__What is expected__. Count each line below that has "sell" anywhere in it. Answer with the total alone.
● ● ● ● ●
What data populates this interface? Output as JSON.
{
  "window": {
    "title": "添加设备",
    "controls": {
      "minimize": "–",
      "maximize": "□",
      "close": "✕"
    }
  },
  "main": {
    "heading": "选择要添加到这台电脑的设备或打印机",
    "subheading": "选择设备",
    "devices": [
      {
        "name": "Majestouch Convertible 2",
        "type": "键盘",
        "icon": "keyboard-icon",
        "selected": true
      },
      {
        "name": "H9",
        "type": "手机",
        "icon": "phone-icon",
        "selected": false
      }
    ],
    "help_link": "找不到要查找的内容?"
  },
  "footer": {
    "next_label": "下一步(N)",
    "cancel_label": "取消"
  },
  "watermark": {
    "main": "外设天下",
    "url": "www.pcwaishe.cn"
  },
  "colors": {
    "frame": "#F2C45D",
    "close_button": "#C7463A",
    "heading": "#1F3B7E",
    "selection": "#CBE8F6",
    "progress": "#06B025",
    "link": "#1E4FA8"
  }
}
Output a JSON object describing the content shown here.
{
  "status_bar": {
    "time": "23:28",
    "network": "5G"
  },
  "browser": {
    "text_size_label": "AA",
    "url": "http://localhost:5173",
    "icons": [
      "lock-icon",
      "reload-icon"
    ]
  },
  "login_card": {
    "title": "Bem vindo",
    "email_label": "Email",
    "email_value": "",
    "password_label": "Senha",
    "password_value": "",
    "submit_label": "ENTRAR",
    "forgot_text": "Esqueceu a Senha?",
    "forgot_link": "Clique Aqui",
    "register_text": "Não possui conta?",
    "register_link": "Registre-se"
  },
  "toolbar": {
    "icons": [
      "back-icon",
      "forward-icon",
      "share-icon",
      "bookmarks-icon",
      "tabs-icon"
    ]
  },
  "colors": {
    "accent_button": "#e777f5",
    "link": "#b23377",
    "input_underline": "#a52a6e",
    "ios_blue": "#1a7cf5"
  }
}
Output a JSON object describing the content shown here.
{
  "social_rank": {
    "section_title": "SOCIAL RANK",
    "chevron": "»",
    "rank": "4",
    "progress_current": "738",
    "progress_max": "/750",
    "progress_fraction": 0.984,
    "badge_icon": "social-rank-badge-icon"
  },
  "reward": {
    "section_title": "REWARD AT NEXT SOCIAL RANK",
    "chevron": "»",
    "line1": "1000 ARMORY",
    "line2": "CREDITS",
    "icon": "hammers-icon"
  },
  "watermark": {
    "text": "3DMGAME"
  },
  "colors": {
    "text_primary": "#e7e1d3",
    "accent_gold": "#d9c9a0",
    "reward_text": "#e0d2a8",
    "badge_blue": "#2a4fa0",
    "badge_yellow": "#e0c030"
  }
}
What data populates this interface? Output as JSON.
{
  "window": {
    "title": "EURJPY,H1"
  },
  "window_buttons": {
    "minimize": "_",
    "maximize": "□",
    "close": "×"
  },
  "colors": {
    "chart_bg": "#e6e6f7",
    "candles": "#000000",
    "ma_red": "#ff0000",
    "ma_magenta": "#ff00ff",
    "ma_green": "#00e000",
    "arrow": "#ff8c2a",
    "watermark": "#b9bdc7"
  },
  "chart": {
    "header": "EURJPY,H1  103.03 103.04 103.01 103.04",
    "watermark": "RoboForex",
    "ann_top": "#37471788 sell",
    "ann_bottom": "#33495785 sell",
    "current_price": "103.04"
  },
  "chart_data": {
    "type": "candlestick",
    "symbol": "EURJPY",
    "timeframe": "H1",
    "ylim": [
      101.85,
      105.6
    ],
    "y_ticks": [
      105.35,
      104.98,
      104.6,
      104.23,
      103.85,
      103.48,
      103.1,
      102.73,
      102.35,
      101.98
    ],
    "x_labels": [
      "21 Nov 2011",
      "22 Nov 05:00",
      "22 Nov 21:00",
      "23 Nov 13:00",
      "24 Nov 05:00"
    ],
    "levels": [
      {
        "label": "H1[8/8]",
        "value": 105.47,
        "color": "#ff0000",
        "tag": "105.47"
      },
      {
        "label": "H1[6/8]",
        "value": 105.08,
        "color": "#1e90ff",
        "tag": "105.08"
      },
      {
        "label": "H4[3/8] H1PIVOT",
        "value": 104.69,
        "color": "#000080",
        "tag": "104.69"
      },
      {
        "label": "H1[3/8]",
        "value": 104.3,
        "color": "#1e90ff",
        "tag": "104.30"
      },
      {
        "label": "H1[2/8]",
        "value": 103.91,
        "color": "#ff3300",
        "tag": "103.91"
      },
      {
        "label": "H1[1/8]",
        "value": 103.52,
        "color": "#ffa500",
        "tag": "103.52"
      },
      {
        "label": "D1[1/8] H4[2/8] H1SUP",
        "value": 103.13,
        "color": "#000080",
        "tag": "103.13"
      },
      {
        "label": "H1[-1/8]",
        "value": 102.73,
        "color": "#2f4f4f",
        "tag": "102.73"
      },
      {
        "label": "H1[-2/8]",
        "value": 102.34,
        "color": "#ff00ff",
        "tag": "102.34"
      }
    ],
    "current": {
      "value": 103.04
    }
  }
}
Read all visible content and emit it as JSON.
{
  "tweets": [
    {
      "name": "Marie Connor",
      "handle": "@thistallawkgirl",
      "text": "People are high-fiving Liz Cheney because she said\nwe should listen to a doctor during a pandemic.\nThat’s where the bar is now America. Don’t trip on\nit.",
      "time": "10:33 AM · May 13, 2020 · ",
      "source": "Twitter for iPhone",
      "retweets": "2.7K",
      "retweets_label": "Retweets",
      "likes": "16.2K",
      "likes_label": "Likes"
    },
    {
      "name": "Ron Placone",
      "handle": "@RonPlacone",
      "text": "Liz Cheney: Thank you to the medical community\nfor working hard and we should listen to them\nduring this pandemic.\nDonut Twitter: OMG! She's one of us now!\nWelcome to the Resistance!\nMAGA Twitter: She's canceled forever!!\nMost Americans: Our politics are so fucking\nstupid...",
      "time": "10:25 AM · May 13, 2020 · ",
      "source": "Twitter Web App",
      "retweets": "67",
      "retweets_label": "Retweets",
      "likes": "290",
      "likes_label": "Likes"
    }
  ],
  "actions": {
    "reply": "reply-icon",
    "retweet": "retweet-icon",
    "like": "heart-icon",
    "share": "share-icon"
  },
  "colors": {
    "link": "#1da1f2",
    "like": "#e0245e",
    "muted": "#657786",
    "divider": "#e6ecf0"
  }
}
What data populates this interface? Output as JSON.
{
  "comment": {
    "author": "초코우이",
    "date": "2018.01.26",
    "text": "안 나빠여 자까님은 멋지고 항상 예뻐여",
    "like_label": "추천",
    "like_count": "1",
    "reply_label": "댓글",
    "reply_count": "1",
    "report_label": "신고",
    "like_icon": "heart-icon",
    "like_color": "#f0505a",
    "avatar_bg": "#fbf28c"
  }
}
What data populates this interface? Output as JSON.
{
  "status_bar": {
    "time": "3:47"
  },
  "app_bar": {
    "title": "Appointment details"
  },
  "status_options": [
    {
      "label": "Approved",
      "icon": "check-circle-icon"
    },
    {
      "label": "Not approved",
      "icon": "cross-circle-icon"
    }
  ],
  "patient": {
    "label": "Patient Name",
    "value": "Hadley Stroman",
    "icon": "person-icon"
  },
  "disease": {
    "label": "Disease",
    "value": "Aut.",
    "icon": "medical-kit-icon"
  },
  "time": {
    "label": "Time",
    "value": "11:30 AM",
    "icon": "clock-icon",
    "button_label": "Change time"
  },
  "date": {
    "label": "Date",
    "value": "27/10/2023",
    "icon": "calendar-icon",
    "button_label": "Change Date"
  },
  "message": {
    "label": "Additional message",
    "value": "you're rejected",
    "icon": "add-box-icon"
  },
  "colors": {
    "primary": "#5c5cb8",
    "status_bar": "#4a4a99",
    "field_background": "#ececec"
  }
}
● ● ● ● ●
__Solution for this problem__. 2